### [EXERCISE]
Print all of the data exactly as written.

### [RECORDS PROVIDED]
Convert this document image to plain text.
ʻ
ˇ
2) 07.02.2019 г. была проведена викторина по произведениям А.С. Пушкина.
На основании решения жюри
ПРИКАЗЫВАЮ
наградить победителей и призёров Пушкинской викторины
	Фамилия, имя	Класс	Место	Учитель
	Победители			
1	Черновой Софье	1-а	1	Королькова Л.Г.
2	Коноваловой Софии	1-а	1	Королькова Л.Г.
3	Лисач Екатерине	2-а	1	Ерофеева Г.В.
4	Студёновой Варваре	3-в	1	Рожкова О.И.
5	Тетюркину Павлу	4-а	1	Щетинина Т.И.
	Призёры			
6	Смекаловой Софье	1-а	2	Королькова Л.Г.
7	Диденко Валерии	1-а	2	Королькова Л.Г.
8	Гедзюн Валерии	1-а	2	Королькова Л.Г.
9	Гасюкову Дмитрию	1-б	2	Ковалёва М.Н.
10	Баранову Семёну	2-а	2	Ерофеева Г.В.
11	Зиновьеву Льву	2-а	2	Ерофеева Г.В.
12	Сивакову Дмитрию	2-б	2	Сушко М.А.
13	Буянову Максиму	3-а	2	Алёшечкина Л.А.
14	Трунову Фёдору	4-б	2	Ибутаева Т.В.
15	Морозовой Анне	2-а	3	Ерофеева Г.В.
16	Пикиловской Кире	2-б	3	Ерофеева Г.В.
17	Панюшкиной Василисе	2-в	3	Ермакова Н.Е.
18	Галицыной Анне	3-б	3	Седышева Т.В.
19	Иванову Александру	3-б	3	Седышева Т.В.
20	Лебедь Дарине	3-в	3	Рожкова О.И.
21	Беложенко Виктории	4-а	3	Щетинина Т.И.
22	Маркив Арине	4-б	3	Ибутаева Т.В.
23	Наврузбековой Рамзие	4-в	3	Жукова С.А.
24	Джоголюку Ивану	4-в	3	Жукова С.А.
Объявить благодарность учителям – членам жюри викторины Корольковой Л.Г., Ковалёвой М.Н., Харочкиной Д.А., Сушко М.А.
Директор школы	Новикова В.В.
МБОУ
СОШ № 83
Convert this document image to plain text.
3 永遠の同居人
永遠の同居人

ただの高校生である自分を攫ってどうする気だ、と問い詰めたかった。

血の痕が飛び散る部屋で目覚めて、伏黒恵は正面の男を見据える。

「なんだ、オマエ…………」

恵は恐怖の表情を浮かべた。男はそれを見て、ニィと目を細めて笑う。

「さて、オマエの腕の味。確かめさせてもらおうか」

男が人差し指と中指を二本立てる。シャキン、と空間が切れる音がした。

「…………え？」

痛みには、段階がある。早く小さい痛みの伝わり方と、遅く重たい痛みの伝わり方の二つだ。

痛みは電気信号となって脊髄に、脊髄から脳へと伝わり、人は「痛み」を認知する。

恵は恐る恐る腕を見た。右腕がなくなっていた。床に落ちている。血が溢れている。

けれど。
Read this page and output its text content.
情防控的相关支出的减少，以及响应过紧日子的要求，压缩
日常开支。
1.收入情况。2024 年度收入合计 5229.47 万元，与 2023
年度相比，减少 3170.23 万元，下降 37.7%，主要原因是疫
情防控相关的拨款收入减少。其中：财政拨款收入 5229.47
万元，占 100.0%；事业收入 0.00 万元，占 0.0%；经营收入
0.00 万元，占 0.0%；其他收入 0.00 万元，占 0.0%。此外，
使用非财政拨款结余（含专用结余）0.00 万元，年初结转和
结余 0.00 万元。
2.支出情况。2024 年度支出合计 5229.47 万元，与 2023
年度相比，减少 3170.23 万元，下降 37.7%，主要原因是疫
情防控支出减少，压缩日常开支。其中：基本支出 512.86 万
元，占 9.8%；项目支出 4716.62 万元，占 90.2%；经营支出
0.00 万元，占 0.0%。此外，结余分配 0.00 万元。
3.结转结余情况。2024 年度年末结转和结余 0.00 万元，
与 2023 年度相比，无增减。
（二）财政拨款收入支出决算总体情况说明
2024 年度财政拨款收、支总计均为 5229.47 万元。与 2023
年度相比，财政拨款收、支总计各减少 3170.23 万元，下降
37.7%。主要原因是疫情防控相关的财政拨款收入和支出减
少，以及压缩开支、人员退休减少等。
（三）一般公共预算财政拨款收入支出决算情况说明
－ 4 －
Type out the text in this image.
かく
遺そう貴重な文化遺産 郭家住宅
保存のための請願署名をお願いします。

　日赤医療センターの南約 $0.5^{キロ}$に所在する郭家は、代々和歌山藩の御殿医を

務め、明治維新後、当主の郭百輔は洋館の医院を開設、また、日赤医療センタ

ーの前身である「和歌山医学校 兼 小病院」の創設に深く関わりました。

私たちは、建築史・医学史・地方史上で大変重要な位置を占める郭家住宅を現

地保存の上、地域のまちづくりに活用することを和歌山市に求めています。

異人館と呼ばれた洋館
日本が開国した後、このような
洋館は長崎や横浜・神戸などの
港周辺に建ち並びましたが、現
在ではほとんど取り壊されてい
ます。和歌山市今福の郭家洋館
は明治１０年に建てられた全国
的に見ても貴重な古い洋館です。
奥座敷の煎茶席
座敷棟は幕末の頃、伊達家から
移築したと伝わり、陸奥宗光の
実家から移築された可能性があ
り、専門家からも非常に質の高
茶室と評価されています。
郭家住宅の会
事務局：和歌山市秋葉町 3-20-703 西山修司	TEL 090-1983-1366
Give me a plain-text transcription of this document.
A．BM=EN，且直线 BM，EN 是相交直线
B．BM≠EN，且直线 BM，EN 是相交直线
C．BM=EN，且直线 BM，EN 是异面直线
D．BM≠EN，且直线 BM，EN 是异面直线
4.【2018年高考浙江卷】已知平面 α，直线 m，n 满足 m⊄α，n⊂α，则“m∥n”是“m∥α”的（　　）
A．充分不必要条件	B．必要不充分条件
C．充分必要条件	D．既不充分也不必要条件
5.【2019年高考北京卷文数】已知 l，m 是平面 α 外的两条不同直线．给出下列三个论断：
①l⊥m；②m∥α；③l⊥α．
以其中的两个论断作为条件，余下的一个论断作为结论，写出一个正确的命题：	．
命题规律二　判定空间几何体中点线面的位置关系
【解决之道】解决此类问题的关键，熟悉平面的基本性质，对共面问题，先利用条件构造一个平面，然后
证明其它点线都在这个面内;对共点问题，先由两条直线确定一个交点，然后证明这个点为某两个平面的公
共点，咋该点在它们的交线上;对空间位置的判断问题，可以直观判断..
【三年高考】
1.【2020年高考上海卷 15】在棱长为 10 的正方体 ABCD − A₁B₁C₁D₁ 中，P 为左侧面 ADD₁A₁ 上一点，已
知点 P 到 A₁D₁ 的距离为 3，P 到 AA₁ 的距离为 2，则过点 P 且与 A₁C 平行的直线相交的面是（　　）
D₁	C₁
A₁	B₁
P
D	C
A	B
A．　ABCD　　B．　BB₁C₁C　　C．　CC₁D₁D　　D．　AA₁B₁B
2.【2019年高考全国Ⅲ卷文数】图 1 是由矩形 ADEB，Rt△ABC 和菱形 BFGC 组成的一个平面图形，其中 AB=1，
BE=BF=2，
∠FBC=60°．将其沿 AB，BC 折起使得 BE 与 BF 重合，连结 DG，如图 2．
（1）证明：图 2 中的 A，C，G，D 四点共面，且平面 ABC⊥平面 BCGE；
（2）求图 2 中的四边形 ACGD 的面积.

### [SOLUTION FOR THIS TASK]
Convert this document image to plain text.
ʻ
ˇ
2) 07.02.2019 г. была проведена викторина по произведениям А.С. Пушкина.
На основании решения жюри
ПРИКАЗЫВАЮ
наградить победителей и призёров Пушкинской викторины
	Фамилия, имя	Класс	Место	Учитель
	Победители			
1	Черновой Софье	1-а	1	Королькова Л.Г.
2	Коноваловой Софии	1-а	1	Королькова Л.Г.
3	Лисач Екатерине	2-а	1	Ерофеева Г.В.
4	Студёновой Варваре	3-в	1	Рожкова О.И.
5	Тетюркину Павлу	4-а	1	Щетинина Т.И.
	Призёры			
6	Смекаловой Софье	1-а	2	Королькова Л.Г.
7	Диденко Валерии	1-а	2	Королькова Л.Г.
8	Гедзюн Валерии	1-а	2	Королькова Л.Г.
9	Гасюкову Дмитрию	1-б	2	Ковалёва М.Н.
10	Баранову Семёну	2-а	2	Ерофеева Г.В.
11	Зиновьеву Льву	2-а	2	Ерофеева Г.В.
12	Сивакову Дмитрию	2-б	2	Сушко М.А.
13	Буянову Максиму	3-а	2	Алёшечкина Л.А.
14	Трунову Фёдору	4-б	2	Ибутаева Т.В.
15	Морозовой Анне	2-а	3	Ерофеева Г.В.
16	Пикиловской Кире	2-б	3	Ерофеева Г.В.
17	Панюшкиной Василисе	2-в	3	Ермакова Н.Е.
18	Галицыной Анне	3-б	3	Седышева Т.В.
19	Иванову Александру	3-б	3	Седышева Т.В.
20	Лебедь Дарине	3-в	3	Рожкова О.И.
21	Беложенко Виктории	4-а	3	Щетинина Т.И.
22	Маркив Арине	4-б	3	Ибутаева Т.В.
23	Наврузбековой Рамзие	4-в	3	Жукова С.А.
24	Джоголюку Ивану	4-в	3	Жукова С.А.
Объявить благодарность учителям – членам жюри викторины Корольковой Л.Г., Ковалёвой М.Н., Харочкиной Д.А., Сушко М.А.
Директор школы	Новикова В.В.
МБОУ
СОШ № 83
Convert this document image to plain text.
3 永遠の同居人
永遠の同居人

ただの高校生である自分を攫ってどうする気だ、と問い詰めたかった。

血の痕が飛び散る部屋で目覚めて、伏黒恵は正面の男を見据える。

「なんだ、オマエ…………」

恵は恐怖の表情を浮かべた。男はそれを見て、ニィと目を細めて笑う。

「さて、オマエの腕の味。確かめさせてもらおうか」

男が人差し指と中指を二本立てる。シャキン、と空間が切れる音がした。

「…………え？」

痛みには、段階がある。早く小さい痛みの伝わり方と、遅く重たい痛みの伝わり方の二つだ。

痛みは電気信号となって脊髄に、脊髄から脳へと伝わり、人は「痛み」を認知する。

恵は恐る恐る腕を見た。右腕がなくなっていた。床に落ちている。血が溢れている。

けれど。
Read this page and output its text content.
情防控的相关支出的减少，以及响应过紧日子的要求，压缩
日常开支。
1.收入情况。2024 年度收入合计 5229.47 万元，与 2023
年度相比，减少 3170.23 万元，下降 37.7%，主要原因是疫
情防控相关的拨款收入减少。其中：财政拨款收入 5229.47
万元，占 100.0%；事业收入 0.00 万元，占 0.0%；经营收入
0.00 万元，占 0.0%；其他收入 0.00 万元，占 0.0%。此外，
使用非财政拨款结余（含专用结余）0.00 万元，年初结转和
结余 0.00 万元。
2.支出情况。2024 年度支出合计 5229.47 万元，与 2023
年度相比，减少 3170.23 万元，下降 37.7%，主要原因是疫
情防控支出减少，压缩日常开支。其中：基本支出 512.86 万
元，占 9.8%；项目支出 4716.62 万元，占 90.2%；经营支出
0.00 万元，占 0.0%。此外，结余分配 0.00 万元。
3.结转结余情况。2024 年度年末结转和结余 0.00 万元，
与 2023 年度相比，无增减。
（二）财政拨款收入支出决算总体情况说明
2024 年度财政拨款收、支总计均为 5229.47 万元。与 2023
年度相比，财政拨款收、支总计各减少 3170.23 万元，下降
37.7%。主要原因是疫情防控相关的财政拨款收入和支出减
少，以及压缩开支、人员退休减少等。
（三）一般公共预算财政拨款收入支出决算情况说明
－ 4 －
Type out the text in this image.
かく
遺そう貴重な文化遺産 郭家住宅
保存のための請願署名をお願いします。

　日赤医療センターの南約 $0.5^{キロ}$に所在する郭家は、代々和歌山藩の御殿医を

務め、明治維新後、当主の郭百輔は洋館の医院を開設、また、日赤医療センタ

ーの前身である「和歌山医学校 兼 小病院」の創設に深く関わりました。

私たちは、建築史・医学史・地方史上で大変重要な位置を占める郭家住宅を現

地保存の上、地域のまちづくりに活用することを和歌山市に求めています。

異人館と呼ばれた洋館
日本が開国した後、このような
洋館は長崎や横浜・神戸などの
港周辺に建ち並びましたが、現
在ではほとんど取り壊されてい
ます。和歌山市今福の郭家洋館
は明治１０年に建てられた全国
的に見ても貴重な古い洋館です。
奥座敷の煎茶席
座敷棟は幕末の頃、伊達家から
移築したと伝わり、陸奥宗光の
実家から移築された可能性があ
り、専門家からも非常に質の高
茶室と評価されています。
郭家住宅の会
事務局：和歌山市秋葉町 3-20-703 西山修司	TEL 090-1983-1366
Give me a plain-text transcription of this document.
A．BM=EN，且直线 BM，EN 是相交直线
B．BM≠EN，且直线 BM，EN 是相交直线
C．BM=EN，且直线 BM，EN 是异面直线
D．BM≠EN，且直线 BM，EN 是异面直线
4.【2018年高考浙江卷】已知平面 α，直线 m，n 满足 m⊄α，n⊂α，则“m∥n”是“m∥α”的（　　）
A．充分不必要条件	B．必要不充分条件
C．充分必要条件	D．既不充分也不必要条件
5.【2019年高考北京卷文数】已知 l，m 是平面 α 外的两条不同直线．给出下列三个论断：
①l⊥m；②m∥α；③l⊥α．
以其中的两个论断作为条件，余下的一个论断作为结论，写出一个正确的命题：	．
命题规律二　判定空间几何体中点线面的位置关系
【解决之道】解决此类问题的关键，熟悉平面的基本性质，对共面问题，先利用条件构造一个平面，然后
证明其它点线都在这个面内;对共点问题，先由两条直线确定一个交点，然后证明这个点为某两个平面的公
共点，咋该点在它们的交线上;对空间位置的判断问题，可以直观判断..
【三年高考】
1.【2020年高考上海卷 15】在棱长为 10 的正方体 ABCD − A₁B₁C₁D₁ 中，P 为左侧面 ADD₁A₁ 上一点，已
知点 P 到 A₁D₁ 的距离为 3，P 到 AA₁ 的距离为 2，则过点 P 且与 A₁C 平行的直线相交的面是（　　）
D₁	C₁
A₁	B₁
P
D	C
A	B
A．　ABCD　　B．　BB₁C₁C　　C．　CC₁D₁D　　D．　AA₁B₁B
2.【2019年高考全国Ⅲ卷文数】图 1 是由矩形 ADEB，Rt△ABC 和菱形 BFGC 组成的一个平面图形，其中 AB=1，
BE=BF=2，
∠FBC=60°．将其沿 AB，BC 折起使得 BE 与 BF 重合，连结 DG，如图 2．
（1）证明：图 2 中的 A，C，G，D 四点共面，且平面 ABC⊥平面 BCGE；
（2）求图 2 中的四边形 ACGD 的面积.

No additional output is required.